### EXERCISE OBJECTIVE
Without the pictures, give the entries below again exactly as written.

### EXTRACTED ENTRIES
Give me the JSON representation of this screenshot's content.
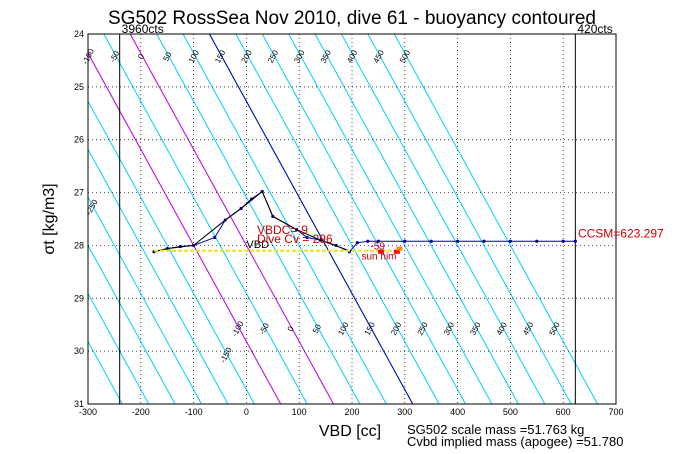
{
  "chart_data": {
    "type": "line",
    "title": "SG502 RossSea Nov 2010, dive 61 - buoyancy contoured",
    "xlabel": "VBD [cc]",
    "ylabel": "σt [kg/m3]",
    "xlim": [
      -300,
      700
    ],
    "ylim": [
      24,
      31
    ],
    "y_reversed": true,
    "xticks": [
      -300,
      -200,
      -100,
      0,
      100,
      200,
      300,
      400,
      500,
      600,
      700
    ],
    "yticks": [
      24,
      25,
      26,
      27,
      28,
      29,
      30,
      31
    ],
    "grid": true,
    "vertical_lines": [
      {
        "x": -240,
        "label": "3960cts"
      },
      {
        "x": 623,
        "label": "420cts"
      }
    ],
    "buoyancy_contours": {
      "slope_cc_per_sigma": 55,
      "cyan_levels": [
        -400,
        -350,
        -300,
        -250,
        -200,
        -150,
        -100,
        -50,
        0,
        50,
        100,
        150,
        200,
        250,
        300,
        350,
        400,
        450,
        500
      ],
      "magenta_levels": [
        -100,
        0
      ],
      "blue_level": 150
    },
    "upper_contour_labels": [
      "-400",
      "-350",
      "-300",
      "-250",
      "-150",
      "-100",
      "-50",
      "0",
      "50",
      "100",
      "150",
      "200",
      "250",
      "300",
      "350",
      "400",
      "450",
      "500"
    ],
    "lower_contour_labels": [
      "-150",
      "-100",
      "-50",
      "0",
      "50",
      "100",
      "150",
      "200",
      "250",
      "300",
      "350",
      "400",
      "450",
      "500"
    ],
    "series": [
      {
        "name": "dive profile",
        "color": "#0000aa",
        "points": [
          [
            -175,
            28.12
          ],
          [
            -150,
            28.06
          ],
          [
            -125,
            28.02
          ],
          [
            -100,
            28.0
          ],
          [
            -60,
            27.85
          ],
          [
            -40,
            27.52
          ],
          [
            -10,
            27.3
          ],
          [
            10,
            27.12
          ],
          [
            30,
            26.98
          ],
          [
            50,
            27.45
          ],
          [
            95,
            27.7
          ],
          [
            115,
            27.85
          ],
          [
            140,
            27.9
          ],
          [
            170,
            28.0
          ],
          [
            195,
            28.12
          ],
          [
            210,
            27.95
          ],
          [
            230,
            27.92
          ],
          [
            250,
            27.92
          ],
          [
            300,
            27.92
          ],
          [
            350,
            27.92
          ],
          [
            400,
            27.92
          ],
          [
            450,
            27.92
          ],
          [
            500,
            27.92
          ],
          [
            550,
            27.92
          ],
          [
            600,
            27.92
          ],
          [
            623,
            27.92
          ]
        ]
      },
      {
        "name": "climb",
        "color": "#000000",
        "points": [
          [
            -175,
            28.12
          ],
          [
            -150,
            28.06
          ],
          [
            -100,
            28.0
          ],
          [
            -40,
            27.52
          ],
          [
            -10,
            27.3
          ],
          [
            30,
            26.98
          ],
          [
            50,
            27.45
          ],
          [
            95,
            27.7
          ],
          [
            140,
            27.9
          ],
          [
            195,
            28.1
          ]
        ]
      },
      {
        "name": "neutral",
        "color": "#f0e020",
        "points": [
          [
            -175,
            28.1
          ],
          [
            290,
            28.1
          ]
        ]
      }
    ],
    "markers": [
      {
        "x": 255,
        "y": 28.12,
        "color": "#ff0000"
      },
      {
        "x": 285,
        "y": 28.12,
        "color": "#ff0000"
      },
      {
        "x": 290,
        "y": 28.06,
        "color": "#ff8800"
      }
    ],
    "annotations": [
      {
        "text": "VBD",
        "x": 0,
        "y": 28.05,
        "color": "#000000"
      },
      {
        "text": "VBDC=-9",
        "x": 20,
        "y": 27.78,
        "color": "#cc0000"
      },
      {
        "text": "Dive Cv = 296",
        "x": 20,
        "y": 27.95,
        "color": "#cc0000"
      },
      {
        "text": "-59",
        "x": 235,
        "y": 28.08,
        "color": "#cc0000"
      },
      {
        "text": "sun him",
        "x": 218,
        "y": 28.27,
        "color": "#cc0000"
      },
      {
        "text": "CCSM=623.297",
        "x": 628,
        "y": 27.85,
        "color": "#cc0000"
      }
    ]
  },
  "footer": {
    "mass_line": "SG502 scale mass =51.763 kg",
    "implied_line": "Cvbd implied mass (apogee) =51.780"
  }
}
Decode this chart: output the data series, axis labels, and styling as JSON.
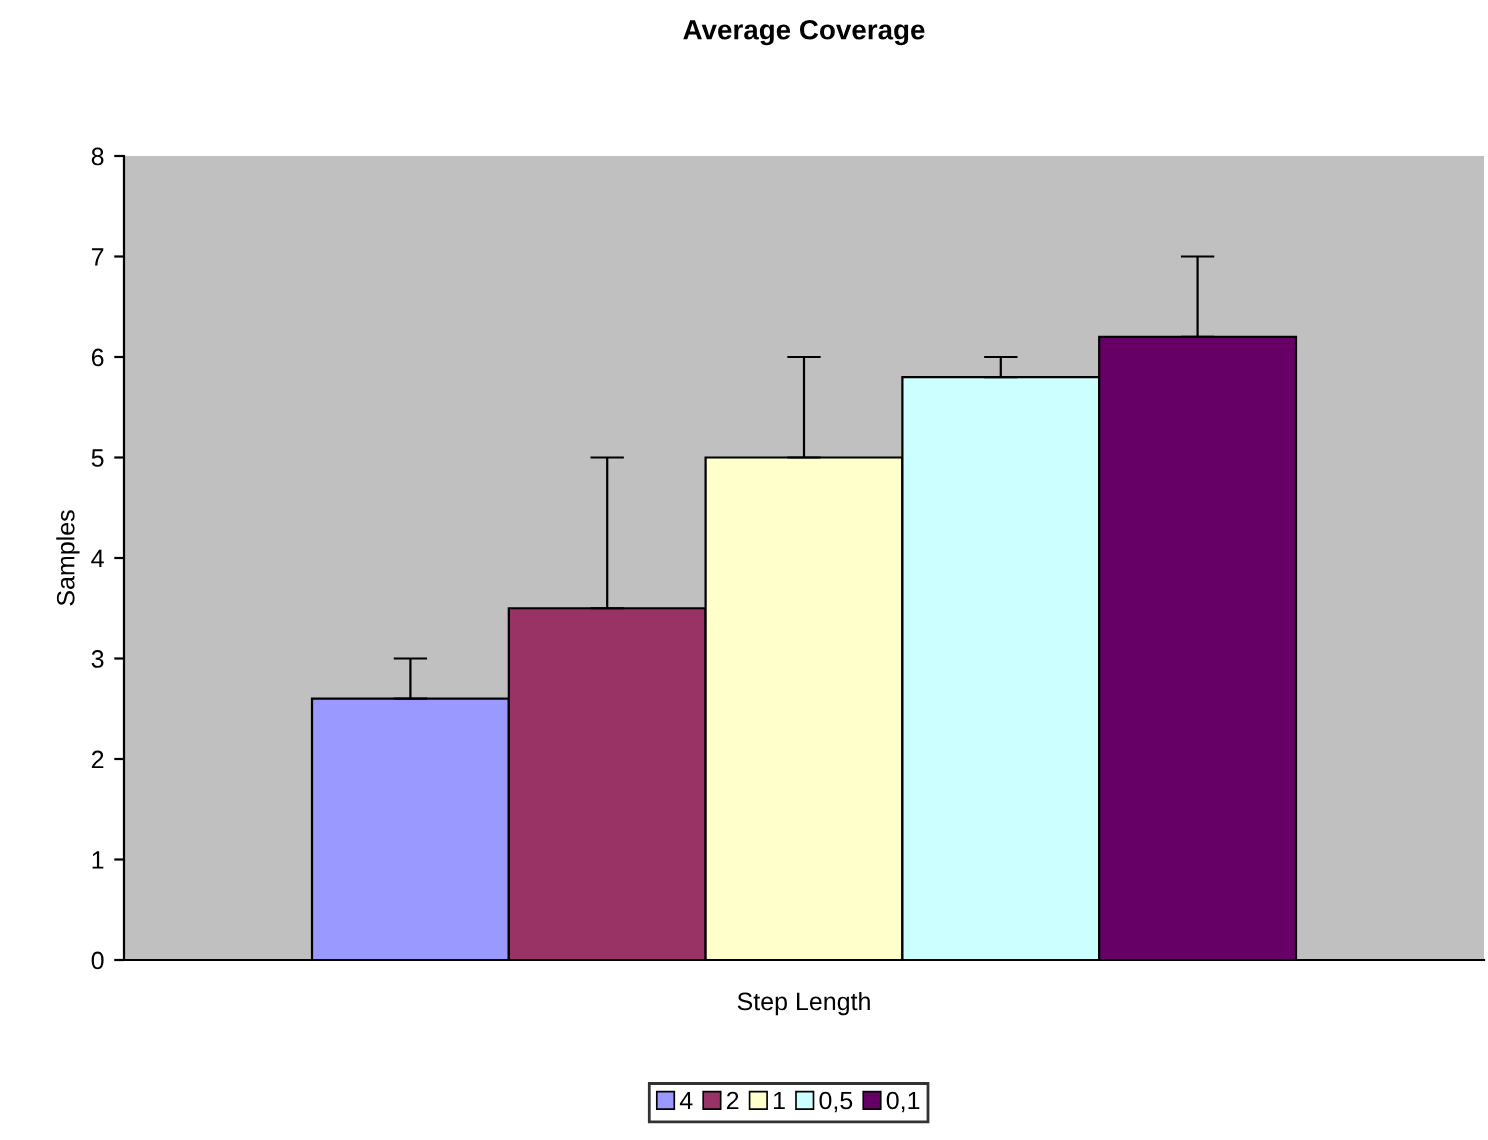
{
  "chart_data": {
    "type": "bar",
    "title": "Average Coverage",
    "xlabel": "Step Length",
    "ylabel": "Samples",
    "categories": [
      null
    ],
    "series": [
      {
        "name": "4",
        "color": "#9999ff",
        "values": [
          2.6
        ],
        "errors": [
          [
            2.6,
            3.0
          ]
        ]
      },
      {
        "name": "2",
        "color": "#993366",
        "values": [
          3.5
        ],
        "errors": [
          [
            3.5,
            5.0
          ]
        ]
      },
      {
        "name": "1",
        "color": "#ffffcc",
        "values": [
          5.0
        ],
        "errors": [
          [
            5.0,
            6.0
          ]
        ]
      },
      {
        "name": "0,5",
        "color": "#ccffff",
        "values": [
          5.8
        ],
        "errors": [
          [
            5.8,
            6.0
          ]
        ]
      },
      {
        "name": "0,1",
        "color": "#660066",
        "values": [
          6.2
        ],
        "errors": [
          [
            6.2,
            7.0
          ]
        ]
      }
    ],
    "ylim": [
      0,
      8
    ],
    "yticks": [
      0,
      1,
      2,
      3,
      4,
      5,
      6,
      7,
      8
    ],
    "grid": false,
    "legend": "bottom"
  }
}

### RESPONSE FOR THIS EXERCISE
Give me the JSON representation of this screenshot's content.
{
  "chart_data": {
    "type": "line",
    "title": "SG502 RossSea Nov 2010, dive 61 - buoyancy contoured",
    "xlabel": "VBD [cc]",
    "ylabel": "σt [kg/m3]",
    "xlim": [
      -300,
      700
    ],
    "ylim": [
      24,
      31
    ],
    "y_reversed": true,
    "xticks": [
      -300,
      -200,
      -100,
      0,
      100,
      200,
      300,
      400,
      500,
      600,
      700
    ],
    "yticks": [
      24,
      25,
      26,
      27,
      28,
      29,
      30,
      31
    ],
    "grid": true,
    "vertical_lines": [
      {
        "x": -240,
        "label": "3960cts"
      },
      {
        "x": 623,
        "label": "420cts"
      }
    ],
    "buoyancy_contours": {
      "slope_cc_per_sigma": 55,
      "cyan_levels": [
        -400,
        -350,
        -300,
        -250,
        -200,
        -150,
        -100,
        -50,
        0,
        50,
        100,
        150,
        200,
        250,
        300,
        350,
        400,
        450,
        500
      ],
      "magenta_levels": [
        -100,
        0
      ],
      "blue_level": 150
    },
    "upper_contour_labels": [
      "-400",
      "-350",
      "-300",
      "-250",
      "-150",
      "-100",
      "-50",
      "0",
      "50",
      "100",
      "150",
      "200",
      "250",
      "300",
      "350",
      "400",
      "450",
      "500"
    ],
    "lower_contour_labels": [
      "-150",
      "-100",
      "-50",
      "0",
      "50",
      "100",
      "150",
      "200",
      "250",
      "300",
      "350",
      "400",
      "450",
      "500"
    ],
    "series": [
      {
        "name": "dive profile",
        "color": "#0000aa",
        "points": [
          [
            -175,
            28.12
          ],
          [
            -150,
            28.06
          ],
          [
            -125,
            28.02
          ],
          [
            -100,
            28.0
          ],
          [
            -60,
            27.85
          ],
          [
            -40,
            27.52
          ],
          [
            -10,
            27.3
          ],
          [
            10,
            27.12
          ],
          [
            30,
            26.98
          ],
          [
            50,
            27.45
          ],
          [
            95,
            27.7
          ],
          [
            115,
            27.85
          ],
          [
            140,
            27.9
          ],
          [
            170,
            28.0
          ],
          [
            195,
            28.12
          ],
          [
            210,
            27.95
          ],
          [
            230,
            27.92
          ],
          [
            250,
            27.92
          ],
          [
            300,
            27.92
          ],
          [
            350,
            27.92
          ],
          [
            400,
            27.92
          ],
          [
            450,
            27.92
          ],
          [
            500,
            27.92
          ],
          [
            550,
            27.92
          ],
          [
            600,
            27.92
          ],
          [
            623,
            27.92
          ]
        ]
      },
      {
        "name": "climb",
        "color": "#000000",
        "points": [
          [
            -175,
            28.12
          ],
          [
            -150,
            28.06
          ],
          [
            -100,
            28.0
          ],
          [
            -40,
            27.52
          ],
          [
            -10,
            27.3
          ],
          [
            30,
            26.98
          ],
          [
            50,
            27.45
          ],
          [
            95,
            27.7
          ],
          [
            140,
            27.9
          ],
          [
            195,
            28.1
          ]
        ]
      },
      {
        "name": "neutral",
        "color": "#f0e020",
        "points": [
          [
            -175,
            28.1
          ],
          [
            290,
            28.1
          ]
        ]
      }
    ],
    "markers": [
      {
        "x": 255,
        "y": 28.12,
        "color": "#ff0000"
      },
      {
        "x": 285,
        "y": 28.12,
        "color": "#ff0000"
      },
      {
        "x": 290,
        "y": 28.06,
        "color": "#ff8800"
      }
    ],
    "annotations": [
      {
        "text": "VBD",
        "x": 0,
        "y": 28.05,
        "color": "#000000"
      },
      {
        "text": "VBDC=-9",
        "x": 20,
        "y": 27.78,
        "color": "#cc0000"
      },
      {
        "text": "Dive Cv = 296",
        "x": 20,
        "y": 27.95,
        "color": "#cc0000"
      },
      {
        "text": "-59",
        "x": 235,
        "y": 28.08,
        "color": "#cc0000"
      },
      {
        "text": "sun him",
        "x": 218,
        "y": 28.27,
        "color": "#cc0000"
      },
      {
        "text": "CCSM=623.297",
        "x": 628,
        "y": 27.85,
        "color": "#cc0000"
      }
    ]
  },
  "footer": {
    "mass_line": "SG502 scale mass =51.763 kg",
    "implied_line": "Cvbd implied mass (apogee) =51.780"
  }
}
Decode this chart: output the data series, axis labels, and styling as JSON.
{
  "chart_data": {
    "type": "bar",
    "title": "Average Coverage",
    "xlabel": "Step Length",
    "ylabel": "Samples",
    "categories": [
      null
    ],
    "series": [
      {
        "name": "4",
        "color": "#9999ff",
        "values": [
          2.6
        ],
        "errors": [
          [
            2.6,
            3.0
          ]
        ]
      },
      {
        "name": "2",
        "color": "#993366",
        "values": [
          3.5
        ],
        "errors": [
          [
            3.5,
            5.0
          ]
        ]
      },
      {
        "name": "1",
        "color": "#ffffcc",
        "values": [
          5.0
        ],
        "errors": [
          [
            5.0,
            6.0
          ]
        ]
      },
      {
        "name": "0,5",
        "color": "#ccffff",
        "values": [
          5.8
        ],
        "errors": [
          [
            5.8,
            6.0
          ]
        ]
      },
      {
        "name": "0,1",
        "color": "#660066",
        "values": [
          6.2
        ],
        "errors": [
          [
            6.2,
            7.0
          ]
        ]
      }
    ],
    "ylim": [
      0,
      8
    ],
    "yticks": [
      0,
      1,
      2,
      3,
      4,
      5,
      6,
      7,
      8
    ],
    "grid": false,
    "legend": "bottom"
  }
}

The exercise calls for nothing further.